• Written problem
From the listing below, extract every line containing "icon".

• Data supplied

►

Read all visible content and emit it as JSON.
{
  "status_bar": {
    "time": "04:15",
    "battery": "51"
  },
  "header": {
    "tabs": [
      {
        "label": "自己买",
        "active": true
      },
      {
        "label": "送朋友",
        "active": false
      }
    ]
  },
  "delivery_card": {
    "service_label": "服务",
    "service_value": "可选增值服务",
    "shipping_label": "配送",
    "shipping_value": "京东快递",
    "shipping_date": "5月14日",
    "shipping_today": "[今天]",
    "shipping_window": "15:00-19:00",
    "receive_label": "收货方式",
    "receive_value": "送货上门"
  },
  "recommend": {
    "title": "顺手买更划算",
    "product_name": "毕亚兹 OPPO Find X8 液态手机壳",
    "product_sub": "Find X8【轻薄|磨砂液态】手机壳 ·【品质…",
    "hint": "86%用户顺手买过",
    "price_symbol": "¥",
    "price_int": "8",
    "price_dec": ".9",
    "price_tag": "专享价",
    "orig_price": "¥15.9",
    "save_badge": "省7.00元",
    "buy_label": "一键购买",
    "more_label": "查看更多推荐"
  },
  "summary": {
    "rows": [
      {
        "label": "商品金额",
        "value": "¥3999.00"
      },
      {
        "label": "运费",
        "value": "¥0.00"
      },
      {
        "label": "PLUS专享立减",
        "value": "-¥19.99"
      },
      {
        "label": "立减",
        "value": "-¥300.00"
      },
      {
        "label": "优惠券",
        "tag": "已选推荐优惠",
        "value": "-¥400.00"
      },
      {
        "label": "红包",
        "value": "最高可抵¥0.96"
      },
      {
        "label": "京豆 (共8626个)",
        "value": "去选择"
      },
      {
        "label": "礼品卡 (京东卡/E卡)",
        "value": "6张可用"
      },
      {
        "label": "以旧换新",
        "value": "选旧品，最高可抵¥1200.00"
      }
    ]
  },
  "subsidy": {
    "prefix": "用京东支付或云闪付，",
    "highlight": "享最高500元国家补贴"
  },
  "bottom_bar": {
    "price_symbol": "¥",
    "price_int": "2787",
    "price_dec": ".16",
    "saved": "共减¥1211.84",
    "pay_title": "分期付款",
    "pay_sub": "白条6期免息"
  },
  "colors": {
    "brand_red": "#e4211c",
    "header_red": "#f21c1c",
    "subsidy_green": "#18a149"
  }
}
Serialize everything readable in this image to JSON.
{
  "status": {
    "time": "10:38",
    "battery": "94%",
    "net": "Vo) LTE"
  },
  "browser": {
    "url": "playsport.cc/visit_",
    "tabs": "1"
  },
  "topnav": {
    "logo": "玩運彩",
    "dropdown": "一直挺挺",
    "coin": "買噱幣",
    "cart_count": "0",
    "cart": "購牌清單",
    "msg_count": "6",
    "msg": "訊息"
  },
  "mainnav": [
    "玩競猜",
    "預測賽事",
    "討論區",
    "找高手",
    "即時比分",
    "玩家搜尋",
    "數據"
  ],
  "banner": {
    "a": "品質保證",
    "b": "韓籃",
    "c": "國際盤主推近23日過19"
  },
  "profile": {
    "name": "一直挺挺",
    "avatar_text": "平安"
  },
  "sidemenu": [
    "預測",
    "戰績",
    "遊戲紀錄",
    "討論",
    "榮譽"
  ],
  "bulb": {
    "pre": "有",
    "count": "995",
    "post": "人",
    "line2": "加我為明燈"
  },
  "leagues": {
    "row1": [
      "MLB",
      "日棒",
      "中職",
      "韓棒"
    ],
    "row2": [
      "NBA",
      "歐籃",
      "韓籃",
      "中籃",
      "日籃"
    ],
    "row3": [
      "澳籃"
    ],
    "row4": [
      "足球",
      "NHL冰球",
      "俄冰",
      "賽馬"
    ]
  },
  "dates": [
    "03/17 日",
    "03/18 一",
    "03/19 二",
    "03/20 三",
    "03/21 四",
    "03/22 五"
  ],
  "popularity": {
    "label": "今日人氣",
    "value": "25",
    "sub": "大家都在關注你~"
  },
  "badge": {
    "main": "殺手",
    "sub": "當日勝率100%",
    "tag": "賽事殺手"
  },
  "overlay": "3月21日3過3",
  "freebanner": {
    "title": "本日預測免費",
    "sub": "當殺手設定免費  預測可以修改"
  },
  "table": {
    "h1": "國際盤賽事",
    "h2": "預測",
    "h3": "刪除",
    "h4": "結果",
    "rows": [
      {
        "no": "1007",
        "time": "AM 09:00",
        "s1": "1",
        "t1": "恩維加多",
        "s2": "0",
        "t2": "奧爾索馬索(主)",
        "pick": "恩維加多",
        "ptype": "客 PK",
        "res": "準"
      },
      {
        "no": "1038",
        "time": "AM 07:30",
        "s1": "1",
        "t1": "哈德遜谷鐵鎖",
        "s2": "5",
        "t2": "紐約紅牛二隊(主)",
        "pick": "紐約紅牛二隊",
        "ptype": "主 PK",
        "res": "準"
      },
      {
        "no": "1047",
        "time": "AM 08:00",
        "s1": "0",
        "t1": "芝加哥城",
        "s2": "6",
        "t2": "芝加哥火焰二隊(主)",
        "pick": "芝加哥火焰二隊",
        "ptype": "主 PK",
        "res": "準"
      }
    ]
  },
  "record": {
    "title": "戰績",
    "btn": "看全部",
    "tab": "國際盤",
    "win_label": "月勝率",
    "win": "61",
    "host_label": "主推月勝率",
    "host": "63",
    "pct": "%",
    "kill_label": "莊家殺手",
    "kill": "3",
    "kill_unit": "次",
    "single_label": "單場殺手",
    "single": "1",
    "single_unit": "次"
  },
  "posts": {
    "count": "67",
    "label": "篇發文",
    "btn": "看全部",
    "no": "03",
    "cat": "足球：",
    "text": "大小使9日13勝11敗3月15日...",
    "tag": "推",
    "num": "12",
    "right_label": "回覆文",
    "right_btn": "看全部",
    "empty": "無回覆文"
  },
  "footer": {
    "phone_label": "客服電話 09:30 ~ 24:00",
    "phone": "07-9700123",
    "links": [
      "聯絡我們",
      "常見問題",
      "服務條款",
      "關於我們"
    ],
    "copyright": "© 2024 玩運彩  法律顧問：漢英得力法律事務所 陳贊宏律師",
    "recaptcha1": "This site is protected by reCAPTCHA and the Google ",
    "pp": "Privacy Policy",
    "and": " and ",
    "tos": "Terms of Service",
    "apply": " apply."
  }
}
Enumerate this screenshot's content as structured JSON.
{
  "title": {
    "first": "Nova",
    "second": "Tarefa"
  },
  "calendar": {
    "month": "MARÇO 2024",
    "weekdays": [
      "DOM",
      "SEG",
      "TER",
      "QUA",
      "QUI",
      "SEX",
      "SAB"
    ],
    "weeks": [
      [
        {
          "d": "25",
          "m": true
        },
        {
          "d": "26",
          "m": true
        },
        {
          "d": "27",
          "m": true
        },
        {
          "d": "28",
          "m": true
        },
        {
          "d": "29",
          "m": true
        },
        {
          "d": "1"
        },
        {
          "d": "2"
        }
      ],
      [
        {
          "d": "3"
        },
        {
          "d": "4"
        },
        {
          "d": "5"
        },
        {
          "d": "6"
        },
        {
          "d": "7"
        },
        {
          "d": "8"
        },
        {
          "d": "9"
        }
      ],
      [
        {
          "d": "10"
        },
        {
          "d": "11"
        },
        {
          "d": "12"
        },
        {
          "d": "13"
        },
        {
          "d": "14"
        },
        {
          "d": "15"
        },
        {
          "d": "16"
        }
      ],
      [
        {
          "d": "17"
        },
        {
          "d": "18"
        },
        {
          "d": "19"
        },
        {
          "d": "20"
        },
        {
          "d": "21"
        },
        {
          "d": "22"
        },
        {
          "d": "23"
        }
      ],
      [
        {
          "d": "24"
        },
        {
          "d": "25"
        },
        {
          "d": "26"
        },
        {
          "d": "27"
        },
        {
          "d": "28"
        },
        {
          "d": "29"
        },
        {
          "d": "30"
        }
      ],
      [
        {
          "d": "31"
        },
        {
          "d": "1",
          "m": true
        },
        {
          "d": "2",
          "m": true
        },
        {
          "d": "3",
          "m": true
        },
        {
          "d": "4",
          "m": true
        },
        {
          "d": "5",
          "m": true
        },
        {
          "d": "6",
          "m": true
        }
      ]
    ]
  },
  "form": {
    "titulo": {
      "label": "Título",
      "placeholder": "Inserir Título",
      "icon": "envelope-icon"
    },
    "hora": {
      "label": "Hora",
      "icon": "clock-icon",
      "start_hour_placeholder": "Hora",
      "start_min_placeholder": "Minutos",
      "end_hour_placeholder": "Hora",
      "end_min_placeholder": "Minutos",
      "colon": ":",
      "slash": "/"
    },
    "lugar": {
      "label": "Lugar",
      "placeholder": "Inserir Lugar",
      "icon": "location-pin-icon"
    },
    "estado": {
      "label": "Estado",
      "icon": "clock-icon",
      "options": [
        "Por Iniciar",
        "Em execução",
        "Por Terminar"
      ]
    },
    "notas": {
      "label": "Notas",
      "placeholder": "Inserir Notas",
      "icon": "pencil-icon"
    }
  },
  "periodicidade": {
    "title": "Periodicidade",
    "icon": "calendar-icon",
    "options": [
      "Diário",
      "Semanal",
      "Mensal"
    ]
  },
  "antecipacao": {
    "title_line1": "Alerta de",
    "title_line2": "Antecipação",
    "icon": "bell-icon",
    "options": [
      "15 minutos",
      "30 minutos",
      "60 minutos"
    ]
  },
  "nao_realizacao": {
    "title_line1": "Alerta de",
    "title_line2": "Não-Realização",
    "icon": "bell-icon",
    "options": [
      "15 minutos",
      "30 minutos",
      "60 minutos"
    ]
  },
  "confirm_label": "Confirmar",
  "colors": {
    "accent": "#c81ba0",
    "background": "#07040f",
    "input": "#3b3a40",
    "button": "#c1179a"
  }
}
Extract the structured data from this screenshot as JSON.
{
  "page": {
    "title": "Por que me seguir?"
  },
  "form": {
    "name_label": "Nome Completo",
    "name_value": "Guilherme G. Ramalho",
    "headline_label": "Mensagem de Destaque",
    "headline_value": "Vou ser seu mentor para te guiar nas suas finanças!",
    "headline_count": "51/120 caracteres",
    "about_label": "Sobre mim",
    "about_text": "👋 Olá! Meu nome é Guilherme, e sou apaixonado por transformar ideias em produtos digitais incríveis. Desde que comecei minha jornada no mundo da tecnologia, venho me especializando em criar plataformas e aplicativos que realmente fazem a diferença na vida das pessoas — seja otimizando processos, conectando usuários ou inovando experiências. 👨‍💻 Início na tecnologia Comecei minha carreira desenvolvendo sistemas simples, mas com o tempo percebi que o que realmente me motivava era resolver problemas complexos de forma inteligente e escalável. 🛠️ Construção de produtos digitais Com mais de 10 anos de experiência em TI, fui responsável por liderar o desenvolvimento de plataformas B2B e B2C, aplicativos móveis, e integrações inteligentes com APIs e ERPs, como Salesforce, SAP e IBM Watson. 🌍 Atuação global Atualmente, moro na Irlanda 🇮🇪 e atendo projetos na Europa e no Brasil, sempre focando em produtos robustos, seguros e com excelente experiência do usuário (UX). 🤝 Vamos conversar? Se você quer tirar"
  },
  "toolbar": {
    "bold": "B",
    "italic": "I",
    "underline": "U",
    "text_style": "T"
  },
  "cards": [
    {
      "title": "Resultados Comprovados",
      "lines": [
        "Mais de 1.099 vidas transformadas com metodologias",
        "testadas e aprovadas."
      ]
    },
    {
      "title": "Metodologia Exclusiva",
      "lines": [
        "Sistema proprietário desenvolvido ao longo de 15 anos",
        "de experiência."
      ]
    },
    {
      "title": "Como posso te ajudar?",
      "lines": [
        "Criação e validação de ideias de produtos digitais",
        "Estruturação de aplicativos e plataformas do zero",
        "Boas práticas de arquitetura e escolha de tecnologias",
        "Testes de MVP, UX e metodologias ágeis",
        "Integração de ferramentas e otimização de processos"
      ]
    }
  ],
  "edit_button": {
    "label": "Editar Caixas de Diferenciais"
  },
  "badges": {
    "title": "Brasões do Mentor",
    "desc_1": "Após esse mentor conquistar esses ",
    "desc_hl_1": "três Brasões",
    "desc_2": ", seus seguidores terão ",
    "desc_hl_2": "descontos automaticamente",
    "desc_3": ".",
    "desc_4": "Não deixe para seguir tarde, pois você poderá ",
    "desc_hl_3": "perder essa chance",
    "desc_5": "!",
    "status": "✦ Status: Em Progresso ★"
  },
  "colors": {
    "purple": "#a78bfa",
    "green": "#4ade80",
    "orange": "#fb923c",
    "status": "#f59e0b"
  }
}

◄

• Reply to the task
      "icon": "envelope-icon"
      "icon": "clock-icon",
      "icon": "location-pin-icon"
      "icon": "clock-icon",
      "icon": "pencil-icon"
    "icon": "calendar-icon",
    "icon": "bell-icon",
    "icon": "bell-icon",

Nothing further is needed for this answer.